** start of RECORDS SUPPLIED **
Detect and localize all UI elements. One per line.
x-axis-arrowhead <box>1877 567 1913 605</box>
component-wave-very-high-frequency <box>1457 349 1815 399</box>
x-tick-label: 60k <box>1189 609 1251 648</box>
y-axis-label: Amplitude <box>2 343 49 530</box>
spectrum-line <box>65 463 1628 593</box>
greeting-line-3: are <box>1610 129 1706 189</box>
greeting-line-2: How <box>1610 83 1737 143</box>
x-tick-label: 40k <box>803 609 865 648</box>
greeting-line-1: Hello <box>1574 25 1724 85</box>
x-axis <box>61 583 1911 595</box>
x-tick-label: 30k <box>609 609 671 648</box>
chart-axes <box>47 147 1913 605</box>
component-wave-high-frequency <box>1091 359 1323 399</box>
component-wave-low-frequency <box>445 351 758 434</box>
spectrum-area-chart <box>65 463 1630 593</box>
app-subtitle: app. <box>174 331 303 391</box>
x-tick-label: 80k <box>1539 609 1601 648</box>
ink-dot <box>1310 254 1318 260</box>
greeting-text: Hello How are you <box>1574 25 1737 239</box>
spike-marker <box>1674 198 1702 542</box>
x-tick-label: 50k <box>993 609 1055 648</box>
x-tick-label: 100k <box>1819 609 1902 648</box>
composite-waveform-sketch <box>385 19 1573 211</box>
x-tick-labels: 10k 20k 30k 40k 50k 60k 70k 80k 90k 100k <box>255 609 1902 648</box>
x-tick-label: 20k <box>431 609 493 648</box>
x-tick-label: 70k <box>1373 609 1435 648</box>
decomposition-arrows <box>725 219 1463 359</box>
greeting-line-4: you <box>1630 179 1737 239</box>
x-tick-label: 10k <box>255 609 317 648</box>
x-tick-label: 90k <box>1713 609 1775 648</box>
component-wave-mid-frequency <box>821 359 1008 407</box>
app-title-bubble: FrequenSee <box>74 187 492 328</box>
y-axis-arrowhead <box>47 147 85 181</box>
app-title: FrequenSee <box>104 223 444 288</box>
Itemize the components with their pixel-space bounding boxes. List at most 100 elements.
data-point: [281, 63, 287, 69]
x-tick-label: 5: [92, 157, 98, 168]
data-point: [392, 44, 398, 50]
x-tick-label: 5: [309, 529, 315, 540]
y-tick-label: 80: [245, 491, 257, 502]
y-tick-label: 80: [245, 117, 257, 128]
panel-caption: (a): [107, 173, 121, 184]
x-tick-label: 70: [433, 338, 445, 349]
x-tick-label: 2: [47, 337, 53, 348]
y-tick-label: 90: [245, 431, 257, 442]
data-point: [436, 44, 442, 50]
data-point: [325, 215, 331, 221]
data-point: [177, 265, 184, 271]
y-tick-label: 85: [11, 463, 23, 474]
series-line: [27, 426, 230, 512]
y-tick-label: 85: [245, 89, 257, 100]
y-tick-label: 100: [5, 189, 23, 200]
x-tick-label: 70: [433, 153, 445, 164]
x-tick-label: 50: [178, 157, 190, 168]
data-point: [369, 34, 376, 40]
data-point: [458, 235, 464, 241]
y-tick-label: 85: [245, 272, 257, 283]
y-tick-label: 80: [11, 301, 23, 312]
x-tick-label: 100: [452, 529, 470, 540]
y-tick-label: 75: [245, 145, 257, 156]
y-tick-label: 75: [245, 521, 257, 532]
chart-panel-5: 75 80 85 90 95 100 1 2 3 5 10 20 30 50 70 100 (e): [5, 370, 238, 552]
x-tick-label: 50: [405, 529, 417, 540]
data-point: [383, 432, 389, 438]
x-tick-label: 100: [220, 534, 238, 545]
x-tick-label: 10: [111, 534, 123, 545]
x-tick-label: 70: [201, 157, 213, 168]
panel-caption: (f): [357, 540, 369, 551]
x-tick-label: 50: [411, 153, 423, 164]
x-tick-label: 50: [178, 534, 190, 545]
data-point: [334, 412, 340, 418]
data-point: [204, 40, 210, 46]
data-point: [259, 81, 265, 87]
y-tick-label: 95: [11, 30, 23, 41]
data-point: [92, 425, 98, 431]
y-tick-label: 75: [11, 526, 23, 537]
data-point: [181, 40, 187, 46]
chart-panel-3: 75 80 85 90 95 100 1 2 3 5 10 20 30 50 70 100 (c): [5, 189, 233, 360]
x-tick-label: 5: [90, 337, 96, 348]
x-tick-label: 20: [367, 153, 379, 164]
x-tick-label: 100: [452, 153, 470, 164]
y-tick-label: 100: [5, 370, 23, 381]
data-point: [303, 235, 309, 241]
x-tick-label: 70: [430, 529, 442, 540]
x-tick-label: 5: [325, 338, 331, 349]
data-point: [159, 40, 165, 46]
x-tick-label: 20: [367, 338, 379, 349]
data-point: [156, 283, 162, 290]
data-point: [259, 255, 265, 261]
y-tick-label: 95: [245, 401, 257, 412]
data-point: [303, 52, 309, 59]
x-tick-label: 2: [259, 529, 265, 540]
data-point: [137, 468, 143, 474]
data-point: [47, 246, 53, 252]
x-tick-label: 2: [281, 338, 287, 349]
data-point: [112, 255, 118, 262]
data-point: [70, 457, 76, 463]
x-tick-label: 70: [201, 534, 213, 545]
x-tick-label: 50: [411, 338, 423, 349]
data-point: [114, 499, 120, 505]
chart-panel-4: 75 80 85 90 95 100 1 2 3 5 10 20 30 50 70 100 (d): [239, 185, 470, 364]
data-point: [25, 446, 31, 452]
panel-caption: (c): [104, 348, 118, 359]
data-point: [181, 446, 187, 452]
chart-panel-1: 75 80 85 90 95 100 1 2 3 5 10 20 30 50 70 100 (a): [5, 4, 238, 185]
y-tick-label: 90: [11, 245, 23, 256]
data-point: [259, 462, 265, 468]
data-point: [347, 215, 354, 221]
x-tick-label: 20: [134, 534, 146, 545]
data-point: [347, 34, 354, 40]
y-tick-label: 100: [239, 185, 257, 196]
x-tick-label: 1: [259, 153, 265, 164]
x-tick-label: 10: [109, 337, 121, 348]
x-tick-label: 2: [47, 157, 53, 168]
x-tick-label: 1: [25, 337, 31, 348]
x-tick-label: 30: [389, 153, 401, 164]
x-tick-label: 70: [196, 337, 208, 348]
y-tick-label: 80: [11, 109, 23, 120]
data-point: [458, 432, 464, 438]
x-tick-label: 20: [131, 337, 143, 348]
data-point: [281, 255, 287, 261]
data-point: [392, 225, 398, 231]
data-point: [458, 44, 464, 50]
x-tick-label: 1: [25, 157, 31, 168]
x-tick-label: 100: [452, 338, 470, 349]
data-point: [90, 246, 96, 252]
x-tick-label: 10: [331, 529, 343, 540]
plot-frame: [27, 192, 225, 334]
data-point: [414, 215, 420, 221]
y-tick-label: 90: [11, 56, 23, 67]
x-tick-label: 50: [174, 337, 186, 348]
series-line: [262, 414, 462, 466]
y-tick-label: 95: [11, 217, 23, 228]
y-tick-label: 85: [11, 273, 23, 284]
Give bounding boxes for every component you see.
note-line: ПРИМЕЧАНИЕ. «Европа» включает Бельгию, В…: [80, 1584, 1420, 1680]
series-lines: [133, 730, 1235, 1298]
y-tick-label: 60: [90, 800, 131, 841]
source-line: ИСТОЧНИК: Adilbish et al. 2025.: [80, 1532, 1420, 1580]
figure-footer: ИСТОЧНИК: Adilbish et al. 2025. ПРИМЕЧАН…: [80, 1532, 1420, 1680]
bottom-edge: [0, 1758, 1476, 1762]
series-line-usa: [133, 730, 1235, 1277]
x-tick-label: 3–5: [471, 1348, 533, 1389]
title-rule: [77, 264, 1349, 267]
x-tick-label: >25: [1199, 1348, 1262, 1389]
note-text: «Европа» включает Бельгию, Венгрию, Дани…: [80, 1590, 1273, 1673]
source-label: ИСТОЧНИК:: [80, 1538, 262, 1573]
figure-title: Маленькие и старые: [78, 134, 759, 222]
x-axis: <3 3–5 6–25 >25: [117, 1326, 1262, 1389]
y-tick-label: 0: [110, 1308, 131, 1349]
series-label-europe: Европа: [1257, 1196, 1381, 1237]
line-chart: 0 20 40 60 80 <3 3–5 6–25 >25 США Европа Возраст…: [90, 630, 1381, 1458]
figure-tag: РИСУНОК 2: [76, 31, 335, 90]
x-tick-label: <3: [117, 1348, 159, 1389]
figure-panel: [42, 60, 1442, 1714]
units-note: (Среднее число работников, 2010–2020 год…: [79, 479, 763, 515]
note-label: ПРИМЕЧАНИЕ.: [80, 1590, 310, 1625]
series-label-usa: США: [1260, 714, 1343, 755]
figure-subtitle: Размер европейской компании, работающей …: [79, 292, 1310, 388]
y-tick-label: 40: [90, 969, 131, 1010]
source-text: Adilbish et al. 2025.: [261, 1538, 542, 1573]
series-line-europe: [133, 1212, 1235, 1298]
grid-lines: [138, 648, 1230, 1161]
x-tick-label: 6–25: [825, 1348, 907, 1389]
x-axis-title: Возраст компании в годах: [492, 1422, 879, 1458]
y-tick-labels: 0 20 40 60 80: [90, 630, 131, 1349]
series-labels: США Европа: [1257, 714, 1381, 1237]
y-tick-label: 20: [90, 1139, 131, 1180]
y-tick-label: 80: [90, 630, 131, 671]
** end of RECORDS SUPPLIED **
GIVEN PROBLEM ▸ Can you copy the data verbatim, from its first line through the line containing "component-wave-low-frequency <box>445 351", including both?

TASK ANSWER ▸
Detect and localize all UI elements. One per line.
x-axis-arrowhead <box>1877 567 1913 605</box>
component-wave-very-high-frequency <box>1457 349 1815 399</box>
x-tick-label: 60k <box>1189 609 1251 648</box>
y-axis-label: Amplitude <box>2 343 49 530</box>
spectrum-line <box>65 463 1628 593</box>
greeting-line-3: are <box>1610 129 1706 189</box>
greeting-line-2: How <box>1610 83 1737 143</box>
x-tick-label: 40k <box>803 609 865 648</box>
greeting-line-1: Hello <box>1574 25 1724 85</box>
x-axis <box>61 583 1911 595</box>
x-tick-label: 30k <box>609 609 671 648</box>
chart-axes <box>47 147 1913 605</box>
component-wave-high-frequency <box>1091 359 1323 399</box>
component-wave-low-frequency <box>445 351 758 434</box>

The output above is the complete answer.